═══ Records shown ═══

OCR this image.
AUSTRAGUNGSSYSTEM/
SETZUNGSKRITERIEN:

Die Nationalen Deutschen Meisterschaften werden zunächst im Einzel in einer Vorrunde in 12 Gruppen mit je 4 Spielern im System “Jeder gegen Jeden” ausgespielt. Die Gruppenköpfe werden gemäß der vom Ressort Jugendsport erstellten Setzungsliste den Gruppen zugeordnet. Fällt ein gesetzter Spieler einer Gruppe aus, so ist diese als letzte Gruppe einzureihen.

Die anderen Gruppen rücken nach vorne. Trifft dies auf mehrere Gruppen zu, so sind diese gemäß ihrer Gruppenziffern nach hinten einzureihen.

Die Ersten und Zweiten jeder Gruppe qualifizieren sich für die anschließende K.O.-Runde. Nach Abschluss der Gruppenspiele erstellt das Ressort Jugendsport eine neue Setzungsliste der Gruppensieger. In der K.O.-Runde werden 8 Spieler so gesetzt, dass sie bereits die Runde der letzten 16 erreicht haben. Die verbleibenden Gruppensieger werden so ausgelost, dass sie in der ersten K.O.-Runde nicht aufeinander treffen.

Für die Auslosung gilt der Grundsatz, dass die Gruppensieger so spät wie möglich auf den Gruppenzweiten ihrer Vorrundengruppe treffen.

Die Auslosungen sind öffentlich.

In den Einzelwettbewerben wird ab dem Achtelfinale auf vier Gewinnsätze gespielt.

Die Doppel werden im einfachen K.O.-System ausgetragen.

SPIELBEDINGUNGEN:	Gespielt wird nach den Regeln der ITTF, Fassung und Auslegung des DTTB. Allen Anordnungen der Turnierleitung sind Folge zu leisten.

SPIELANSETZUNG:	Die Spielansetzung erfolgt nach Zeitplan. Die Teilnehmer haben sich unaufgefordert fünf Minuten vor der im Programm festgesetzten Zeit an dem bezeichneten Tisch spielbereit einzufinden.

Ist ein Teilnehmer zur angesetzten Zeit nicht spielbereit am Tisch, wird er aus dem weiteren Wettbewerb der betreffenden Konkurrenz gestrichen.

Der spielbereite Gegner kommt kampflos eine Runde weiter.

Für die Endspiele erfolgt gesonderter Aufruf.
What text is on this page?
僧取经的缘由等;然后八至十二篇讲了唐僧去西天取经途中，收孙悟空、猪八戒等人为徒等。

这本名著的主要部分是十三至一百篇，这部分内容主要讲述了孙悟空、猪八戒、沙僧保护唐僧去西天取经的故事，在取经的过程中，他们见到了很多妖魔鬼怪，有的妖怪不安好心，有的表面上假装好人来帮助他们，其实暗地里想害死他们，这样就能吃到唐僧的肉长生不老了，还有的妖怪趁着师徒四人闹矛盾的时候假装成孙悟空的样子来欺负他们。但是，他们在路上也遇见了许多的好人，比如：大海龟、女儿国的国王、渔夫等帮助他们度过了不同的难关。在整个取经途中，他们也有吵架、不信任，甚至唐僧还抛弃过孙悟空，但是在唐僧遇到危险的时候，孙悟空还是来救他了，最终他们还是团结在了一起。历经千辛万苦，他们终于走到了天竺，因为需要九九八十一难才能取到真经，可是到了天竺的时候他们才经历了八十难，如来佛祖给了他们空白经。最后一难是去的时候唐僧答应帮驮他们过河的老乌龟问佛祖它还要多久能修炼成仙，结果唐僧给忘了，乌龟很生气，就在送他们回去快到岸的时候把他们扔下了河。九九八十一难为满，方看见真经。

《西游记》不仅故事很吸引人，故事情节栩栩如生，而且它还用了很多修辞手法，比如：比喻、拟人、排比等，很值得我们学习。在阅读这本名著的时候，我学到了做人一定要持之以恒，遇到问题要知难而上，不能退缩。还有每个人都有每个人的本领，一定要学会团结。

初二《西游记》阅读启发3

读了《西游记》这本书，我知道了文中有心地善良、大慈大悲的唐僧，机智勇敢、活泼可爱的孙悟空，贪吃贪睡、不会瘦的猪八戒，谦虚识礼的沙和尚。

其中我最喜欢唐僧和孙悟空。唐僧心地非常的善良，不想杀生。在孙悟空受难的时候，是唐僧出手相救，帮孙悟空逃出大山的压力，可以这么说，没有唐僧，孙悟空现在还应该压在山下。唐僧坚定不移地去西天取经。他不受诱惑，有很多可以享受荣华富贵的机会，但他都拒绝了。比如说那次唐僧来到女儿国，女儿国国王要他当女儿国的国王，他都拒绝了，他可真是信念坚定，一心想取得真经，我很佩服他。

═══

The request:
Reproduce the records above exactly, starting with the line that contains "What text is on this page?" and ending with the last line.

Worked answer:
What text is on this page?
僧取经的缘由等;然后八至十二篇讲了唐僧去西天取经途中，收孙悟空、猪八戒等人为徒等。

这本名著的主要部分是十三至一百篇，这部分内容主要讲述了孙悟空、猪八戒、沙僧保护唐僧去西天取经的故事，在取经的过程中，他们见到了很多妖魔鬼怪，有的妖怪不安好心，有的表面上假装好人来帮助他们，其实暗地里想害死他们，这样就能吃到唐僧的肉长生不老了，还有的妖怪趁着师徒四人闹矛盾的时候假装成孙悟空的样子来欺负他们。但是，他们在路上也遇见了许多的好人，比如：大海龟、女儿国的国王、渔夫等帮助他们度过了不同的难关。在整个取经途中，他们也有吵架、不信任，甚至唐僧还抛弃过孙悟空，但是在唐僧遇到危险的时候，孙悟空还是来救他了，最终他们还是团结在了一起。历经千辛万苦，他们终于走到了天竺，因为需要九九八十一难才能取到真经，可是到了天竺的时候他们才经历了八十难，如来佛祖给了他们空白经。最后一难是去的时候唐僧答应帮驮他们过河的老乌龟问佛祖它还要多久能修炼成仙，结果唐僧给忘了，乌龟很生气，就在送他们回去快到岸的时候把他们扔下了河。九九八十一难为满，方看见真经。

《西游记》不仅故事很吸引人，故事情节栩栩如生，而且它还用了很多修辞手法，比如：比喻、拟人、排比等，很值得我们学习。在阅读这本名著的时候，我学到了做人一定要持之以恒，遇到问题要知难而上，不能退缩。还有每个人都有每个人的本领，一定要学会团结。

初二《西游记》阅读启发3

读了《西游记》这本书，我知道了文中有心地善良、大慈大悲的唐僧，机智勇敢、活泼可爱的孙悟空，贪吃贪睡、不会瘦的猪八戒，谦虚识礼的沙和尚。

其中我最喜欢唐僧和孙悟空。唐僧心地非常的善良，不想杀生。在孙悟空受难的时候，是唐僧出手相救，帮孙悟空逃出大山的压力，可以这么说，没有唐僧，孙悟空现在还应该压在山下。唐僧坚定不移地去西天取经。他不受诱惑，有很多可以享受荣华富贵的机会，但他都拒绝了。比如说那次唐僧来到女儿国，女儿国国王要他当女儿国的国王，他都拒绝了，他可真是信念坚定，一心想取得真经，我很佩服他。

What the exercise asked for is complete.